::: Supplied data :::
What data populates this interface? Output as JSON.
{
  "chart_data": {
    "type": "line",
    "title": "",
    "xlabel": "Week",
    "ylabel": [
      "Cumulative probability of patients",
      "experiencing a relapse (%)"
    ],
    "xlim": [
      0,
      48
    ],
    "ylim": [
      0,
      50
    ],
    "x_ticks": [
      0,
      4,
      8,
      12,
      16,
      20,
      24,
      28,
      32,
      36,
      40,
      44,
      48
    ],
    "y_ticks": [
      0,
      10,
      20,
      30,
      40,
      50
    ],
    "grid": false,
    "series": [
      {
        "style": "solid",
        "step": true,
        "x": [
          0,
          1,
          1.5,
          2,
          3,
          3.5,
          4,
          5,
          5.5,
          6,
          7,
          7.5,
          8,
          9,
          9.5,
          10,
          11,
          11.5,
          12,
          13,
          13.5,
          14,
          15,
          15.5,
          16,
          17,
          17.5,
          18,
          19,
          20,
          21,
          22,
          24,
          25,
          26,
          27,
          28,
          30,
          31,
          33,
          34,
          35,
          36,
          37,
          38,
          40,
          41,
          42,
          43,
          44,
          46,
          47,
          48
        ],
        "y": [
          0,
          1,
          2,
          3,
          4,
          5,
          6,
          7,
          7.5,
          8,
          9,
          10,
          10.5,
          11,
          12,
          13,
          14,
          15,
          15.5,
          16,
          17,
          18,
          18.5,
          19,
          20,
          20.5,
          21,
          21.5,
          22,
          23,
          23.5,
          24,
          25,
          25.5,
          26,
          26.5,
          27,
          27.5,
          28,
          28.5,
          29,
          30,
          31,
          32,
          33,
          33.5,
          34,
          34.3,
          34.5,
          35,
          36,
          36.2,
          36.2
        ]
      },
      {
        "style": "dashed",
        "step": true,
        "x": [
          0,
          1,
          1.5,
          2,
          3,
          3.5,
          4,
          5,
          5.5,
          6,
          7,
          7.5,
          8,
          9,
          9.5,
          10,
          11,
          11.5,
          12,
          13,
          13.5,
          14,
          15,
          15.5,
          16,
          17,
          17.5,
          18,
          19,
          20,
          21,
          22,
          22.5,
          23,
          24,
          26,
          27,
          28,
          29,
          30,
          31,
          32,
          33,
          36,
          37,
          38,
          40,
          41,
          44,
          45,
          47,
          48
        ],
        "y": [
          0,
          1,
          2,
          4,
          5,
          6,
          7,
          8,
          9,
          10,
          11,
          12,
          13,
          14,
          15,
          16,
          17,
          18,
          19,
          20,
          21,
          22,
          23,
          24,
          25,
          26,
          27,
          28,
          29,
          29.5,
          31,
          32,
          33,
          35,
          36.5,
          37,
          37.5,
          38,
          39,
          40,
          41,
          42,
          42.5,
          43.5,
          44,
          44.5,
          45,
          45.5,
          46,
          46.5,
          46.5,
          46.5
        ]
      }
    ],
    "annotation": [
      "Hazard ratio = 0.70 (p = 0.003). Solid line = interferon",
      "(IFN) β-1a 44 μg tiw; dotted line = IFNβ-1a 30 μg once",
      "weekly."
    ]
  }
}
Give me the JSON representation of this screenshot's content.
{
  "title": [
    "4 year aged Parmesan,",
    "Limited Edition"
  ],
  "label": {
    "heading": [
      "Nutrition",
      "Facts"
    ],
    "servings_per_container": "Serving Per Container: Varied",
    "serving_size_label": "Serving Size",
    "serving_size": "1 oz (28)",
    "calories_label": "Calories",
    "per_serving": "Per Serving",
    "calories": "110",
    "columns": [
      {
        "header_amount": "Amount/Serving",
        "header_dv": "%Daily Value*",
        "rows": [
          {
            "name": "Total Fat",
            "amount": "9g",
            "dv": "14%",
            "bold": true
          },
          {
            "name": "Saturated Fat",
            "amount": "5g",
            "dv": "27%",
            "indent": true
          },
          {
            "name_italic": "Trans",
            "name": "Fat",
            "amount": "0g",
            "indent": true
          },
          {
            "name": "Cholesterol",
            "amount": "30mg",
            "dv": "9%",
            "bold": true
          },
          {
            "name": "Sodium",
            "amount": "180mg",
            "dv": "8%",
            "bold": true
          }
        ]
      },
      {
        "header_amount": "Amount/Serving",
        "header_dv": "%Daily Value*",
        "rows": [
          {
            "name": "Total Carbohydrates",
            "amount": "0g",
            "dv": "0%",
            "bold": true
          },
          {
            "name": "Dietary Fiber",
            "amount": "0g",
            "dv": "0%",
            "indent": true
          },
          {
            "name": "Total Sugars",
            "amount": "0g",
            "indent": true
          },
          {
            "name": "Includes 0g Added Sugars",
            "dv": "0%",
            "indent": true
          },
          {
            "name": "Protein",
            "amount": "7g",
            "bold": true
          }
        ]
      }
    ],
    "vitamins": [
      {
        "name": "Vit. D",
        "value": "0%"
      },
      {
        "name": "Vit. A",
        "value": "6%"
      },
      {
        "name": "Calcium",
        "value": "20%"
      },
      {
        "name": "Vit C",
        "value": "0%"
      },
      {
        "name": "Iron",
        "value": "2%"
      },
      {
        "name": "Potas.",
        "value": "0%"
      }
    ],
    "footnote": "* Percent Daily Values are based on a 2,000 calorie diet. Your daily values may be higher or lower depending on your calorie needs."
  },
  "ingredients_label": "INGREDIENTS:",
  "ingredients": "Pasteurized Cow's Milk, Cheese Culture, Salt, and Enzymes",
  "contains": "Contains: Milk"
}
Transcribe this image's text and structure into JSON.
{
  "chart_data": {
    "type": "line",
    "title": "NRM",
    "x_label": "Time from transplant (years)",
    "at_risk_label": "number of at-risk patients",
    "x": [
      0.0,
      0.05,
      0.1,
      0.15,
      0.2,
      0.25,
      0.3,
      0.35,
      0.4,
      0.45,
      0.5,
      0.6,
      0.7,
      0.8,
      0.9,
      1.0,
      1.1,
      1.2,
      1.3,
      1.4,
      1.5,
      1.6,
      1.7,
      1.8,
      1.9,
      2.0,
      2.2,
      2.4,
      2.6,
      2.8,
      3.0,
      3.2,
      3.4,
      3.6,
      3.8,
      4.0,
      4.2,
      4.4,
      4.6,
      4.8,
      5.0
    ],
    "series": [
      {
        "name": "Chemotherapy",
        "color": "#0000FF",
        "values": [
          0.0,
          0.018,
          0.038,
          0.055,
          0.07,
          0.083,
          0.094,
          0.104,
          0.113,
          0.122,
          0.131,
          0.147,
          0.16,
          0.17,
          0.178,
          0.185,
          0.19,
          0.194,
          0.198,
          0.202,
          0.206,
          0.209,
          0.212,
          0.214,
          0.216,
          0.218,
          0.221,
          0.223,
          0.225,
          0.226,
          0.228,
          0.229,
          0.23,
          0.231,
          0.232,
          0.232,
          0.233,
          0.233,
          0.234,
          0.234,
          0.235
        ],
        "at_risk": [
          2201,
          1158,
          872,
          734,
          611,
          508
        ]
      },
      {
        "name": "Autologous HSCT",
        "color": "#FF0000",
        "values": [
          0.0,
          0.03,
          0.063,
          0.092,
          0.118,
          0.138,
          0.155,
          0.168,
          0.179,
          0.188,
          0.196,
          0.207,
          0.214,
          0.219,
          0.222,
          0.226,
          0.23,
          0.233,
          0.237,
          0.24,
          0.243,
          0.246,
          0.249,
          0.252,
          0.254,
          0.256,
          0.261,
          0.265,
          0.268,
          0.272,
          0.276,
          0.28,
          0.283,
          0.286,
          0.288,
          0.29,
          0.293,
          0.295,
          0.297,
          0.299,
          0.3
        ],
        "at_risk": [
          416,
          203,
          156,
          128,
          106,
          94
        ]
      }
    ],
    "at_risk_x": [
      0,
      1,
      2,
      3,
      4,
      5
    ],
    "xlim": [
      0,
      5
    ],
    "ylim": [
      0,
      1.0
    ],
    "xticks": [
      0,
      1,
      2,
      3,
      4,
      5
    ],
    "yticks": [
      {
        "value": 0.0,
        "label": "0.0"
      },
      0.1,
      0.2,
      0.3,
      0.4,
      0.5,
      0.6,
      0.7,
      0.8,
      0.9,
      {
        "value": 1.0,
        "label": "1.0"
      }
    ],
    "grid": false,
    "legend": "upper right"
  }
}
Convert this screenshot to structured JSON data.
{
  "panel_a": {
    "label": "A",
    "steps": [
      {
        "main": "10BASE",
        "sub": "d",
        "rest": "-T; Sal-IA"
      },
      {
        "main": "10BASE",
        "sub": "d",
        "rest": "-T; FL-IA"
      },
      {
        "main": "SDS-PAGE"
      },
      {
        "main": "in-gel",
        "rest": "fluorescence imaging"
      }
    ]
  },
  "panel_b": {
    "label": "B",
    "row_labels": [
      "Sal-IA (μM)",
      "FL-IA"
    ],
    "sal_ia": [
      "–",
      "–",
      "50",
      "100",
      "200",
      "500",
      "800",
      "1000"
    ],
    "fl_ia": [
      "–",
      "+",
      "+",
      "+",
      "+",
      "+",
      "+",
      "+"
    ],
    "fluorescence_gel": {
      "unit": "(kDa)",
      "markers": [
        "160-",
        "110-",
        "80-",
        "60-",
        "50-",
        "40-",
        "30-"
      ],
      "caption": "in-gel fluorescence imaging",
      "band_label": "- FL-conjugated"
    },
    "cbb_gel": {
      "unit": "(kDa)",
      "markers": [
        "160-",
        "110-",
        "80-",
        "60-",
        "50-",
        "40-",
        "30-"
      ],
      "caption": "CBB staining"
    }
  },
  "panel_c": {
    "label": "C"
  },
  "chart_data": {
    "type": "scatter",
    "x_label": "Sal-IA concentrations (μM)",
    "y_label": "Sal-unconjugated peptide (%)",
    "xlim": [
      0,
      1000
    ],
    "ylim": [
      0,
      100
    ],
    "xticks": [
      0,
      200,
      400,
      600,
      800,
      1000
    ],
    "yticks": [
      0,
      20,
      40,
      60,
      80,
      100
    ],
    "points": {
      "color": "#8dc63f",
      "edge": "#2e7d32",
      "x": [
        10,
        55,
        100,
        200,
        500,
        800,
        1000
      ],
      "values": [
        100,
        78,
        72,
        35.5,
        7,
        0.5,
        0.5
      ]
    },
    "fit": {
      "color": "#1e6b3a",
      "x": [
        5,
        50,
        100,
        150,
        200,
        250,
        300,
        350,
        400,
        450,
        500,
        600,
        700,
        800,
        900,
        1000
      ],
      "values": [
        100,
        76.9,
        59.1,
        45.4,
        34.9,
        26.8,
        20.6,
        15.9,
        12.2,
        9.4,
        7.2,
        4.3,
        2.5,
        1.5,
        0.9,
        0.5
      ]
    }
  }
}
:::
▶ Aim of the task:
Look over the records above, and wherever a line contains the string "Total", copy that line.

▶ Answer for the task:
            "name": "Total Fat",
            "name": "Total Carbohydrates",
            "name": "Total Sugars",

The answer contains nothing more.